Trecho do texto:
Manejo da Irrigação Via Solo
(Texto apresentado como trabalho na disciplina de manejo da irrigação do curso de pós-graduação da UNESP de Ilha Solteira)

Luiz Sergio Vanzela
Meire Cristina Nogueira de Andrade



1. Retenção de Água no Solo


  O solo se constitui em um sistema trifásico, que é formado por uma parte sólida (minerais, matéria orgânica, etc), uma parte líquida (solução do solo) e uma parte gasosa (ar do solo). A parte líquida e gasosa ocupam os espaços livres do solo que são os poros, que variam em tamanho dividindo-se em macroporos e microporos.
    Os macroporos tem um diâmetro maior (superior a 0,1 mm) e por isso perdem água mais facilmente pela ação da gravidade. Já os microporos estão dispostos em forma de capilares contínuos de pequeno comprimento que se dirigem em muitas direções diferentes, e por terem um diâmetro bem menor (menor que 0,05 mm) em relação aos macroporos, tem maior capacidade de resistir a perda de água (figura 1a).
 
Solo e Esquema da Capacidade de Água Disponível
Figura 1. Esquema didático da capacidade de água disponível (CAD) (a) e da
          distribuição física (b) de um solo.
    Segundo SAAD (1992), a faixa de diâmetro de poros que é responsável pela retenção e disponibilização de água para as plantas é de 0,05 a 0,0002 mm, sendo que dos poros menores que 0,0002 mm as plantas não conseguem retirar água.
Esses espaços livres conferidos pelos poros do solo, permitem que a água (da chuva ou irrigação) seja armazenada em uma certa proporção que varia de acordo com a proporção entre macroporos e microporos, isto é, quanto maior for a quantidade de microporos maior vai ser a capacidade deste solo em armazenar água sem que haja perdas por gravidade e vice-versa.

Entradas do conjunto:
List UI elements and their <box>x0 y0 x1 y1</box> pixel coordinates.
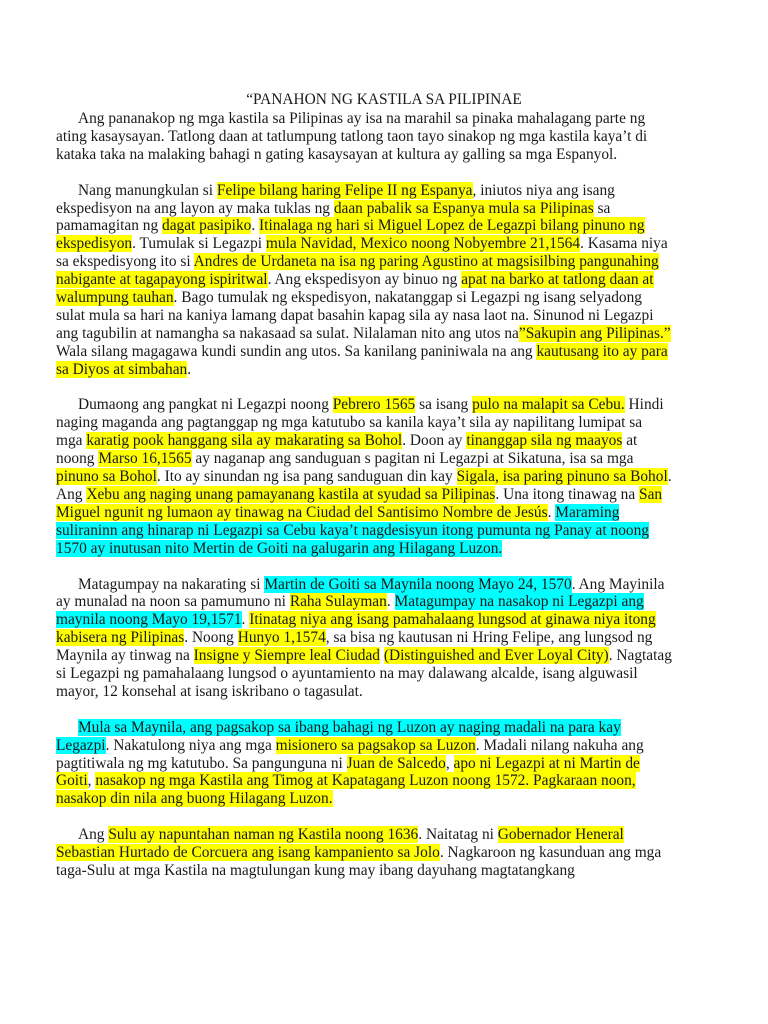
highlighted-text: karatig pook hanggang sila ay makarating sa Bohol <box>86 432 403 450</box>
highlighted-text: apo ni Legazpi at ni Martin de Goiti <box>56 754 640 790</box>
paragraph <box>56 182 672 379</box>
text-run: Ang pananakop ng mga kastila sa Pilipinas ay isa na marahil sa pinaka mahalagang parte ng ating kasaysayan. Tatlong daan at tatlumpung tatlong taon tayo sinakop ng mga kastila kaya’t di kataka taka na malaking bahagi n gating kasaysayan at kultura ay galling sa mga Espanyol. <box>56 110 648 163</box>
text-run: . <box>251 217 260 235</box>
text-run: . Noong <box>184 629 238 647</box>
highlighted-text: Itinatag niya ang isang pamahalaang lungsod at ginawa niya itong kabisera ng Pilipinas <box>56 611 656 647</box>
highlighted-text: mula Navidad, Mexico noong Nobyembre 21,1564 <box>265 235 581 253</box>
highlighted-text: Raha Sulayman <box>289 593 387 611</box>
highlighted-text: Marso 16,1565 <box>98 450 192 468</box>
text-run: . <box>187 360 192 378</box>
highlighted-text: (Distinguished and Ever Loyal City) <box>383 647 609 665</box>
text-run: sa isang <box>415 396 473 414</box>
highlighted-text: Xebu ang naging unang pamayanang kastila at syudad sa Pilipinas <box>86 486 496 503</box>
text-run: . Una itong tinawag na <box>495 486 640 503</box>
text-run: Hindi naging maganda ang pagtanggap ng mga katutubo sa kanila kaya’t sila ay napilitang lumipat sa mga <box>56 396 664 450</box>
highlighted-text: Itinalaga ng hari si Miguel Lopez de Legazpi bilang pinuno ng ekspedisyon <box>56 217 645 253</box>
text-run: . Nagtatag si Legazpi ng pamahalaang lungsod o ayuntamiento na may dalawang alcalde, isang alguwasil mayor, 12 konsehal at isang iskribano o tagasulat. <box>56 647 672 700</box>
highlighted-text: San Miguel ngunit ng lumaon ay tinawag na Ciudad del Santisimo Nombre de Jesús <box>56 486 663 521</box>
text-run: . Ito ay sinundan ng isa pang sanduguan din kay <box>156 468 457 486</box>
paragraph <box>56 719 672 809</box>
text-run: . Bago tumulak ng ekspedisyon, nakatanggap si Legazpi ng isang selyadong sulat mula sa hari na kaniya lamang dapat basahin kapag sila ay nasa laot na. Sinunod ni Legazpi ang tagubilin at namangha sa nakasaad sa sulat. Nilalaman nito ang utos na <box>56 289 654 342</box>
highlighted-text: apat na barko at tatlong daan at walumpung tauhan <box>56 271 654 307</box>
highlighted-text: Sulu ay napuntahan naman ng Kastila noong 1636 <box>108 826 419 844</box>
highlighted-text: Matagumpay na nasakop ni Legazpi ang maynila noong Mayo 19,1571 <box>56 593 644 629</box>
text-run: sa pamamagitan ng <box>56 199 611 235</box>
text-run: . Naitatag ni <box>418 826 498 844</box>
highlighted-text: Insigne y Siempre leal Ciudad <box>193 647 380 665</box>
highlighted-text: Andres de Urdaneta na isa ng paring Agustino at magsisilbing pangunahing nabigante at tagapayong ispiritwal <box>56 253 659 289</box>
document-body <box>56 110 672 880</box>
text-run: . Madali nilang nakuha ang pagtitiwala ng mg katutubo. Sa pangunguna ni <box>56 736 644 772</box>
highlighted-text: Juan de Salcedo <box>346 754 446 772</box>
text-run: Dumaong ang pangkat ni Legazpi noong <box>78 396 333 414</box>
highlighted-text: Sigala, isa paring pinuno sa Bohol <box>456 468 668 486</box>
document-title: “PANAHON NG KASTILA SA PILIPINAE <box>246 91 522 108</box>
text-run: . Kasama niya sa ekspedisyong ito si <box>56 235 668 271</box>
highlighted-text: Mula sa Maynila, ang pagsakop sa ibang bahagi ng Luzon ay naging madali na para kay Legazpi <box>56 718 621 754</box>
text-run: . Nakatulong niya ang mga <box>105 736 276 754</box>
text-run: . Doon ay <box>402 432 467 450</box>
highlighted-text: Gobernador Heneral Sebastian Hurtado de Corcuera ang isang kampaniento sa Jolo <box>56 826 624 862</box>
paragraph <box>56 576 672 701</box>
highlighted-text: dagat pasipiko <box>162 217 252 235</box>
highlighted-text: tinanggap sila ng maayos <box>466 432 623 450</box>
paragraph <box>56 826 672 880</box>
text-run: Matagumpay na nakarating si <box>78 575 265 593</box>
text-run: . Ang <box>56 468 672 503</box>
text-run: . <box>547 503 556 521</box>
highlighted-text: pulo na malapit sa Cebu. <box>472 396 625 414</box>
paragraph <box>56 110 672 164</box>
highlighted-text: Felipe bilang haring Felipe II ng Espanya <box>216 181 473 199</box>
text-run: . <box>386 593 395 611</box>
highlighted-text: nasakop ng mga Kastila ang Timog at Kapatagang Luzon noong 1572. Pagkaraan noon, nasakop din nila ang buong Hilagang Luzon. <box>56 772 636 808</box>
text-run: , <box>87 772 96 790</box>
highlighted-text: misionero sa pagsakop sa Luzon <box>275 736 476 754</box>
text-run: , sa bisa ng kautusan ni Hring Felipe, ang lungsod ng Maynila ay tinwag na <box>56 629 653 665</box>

Instruções da tarefa: No texto sobre manejo da irrigação via solo, qual faixa de diâmetro de poros responde pela retenção e disponibilização de água para as plantas?

Resposta esperada: De 0,05 a 0,0002 mm.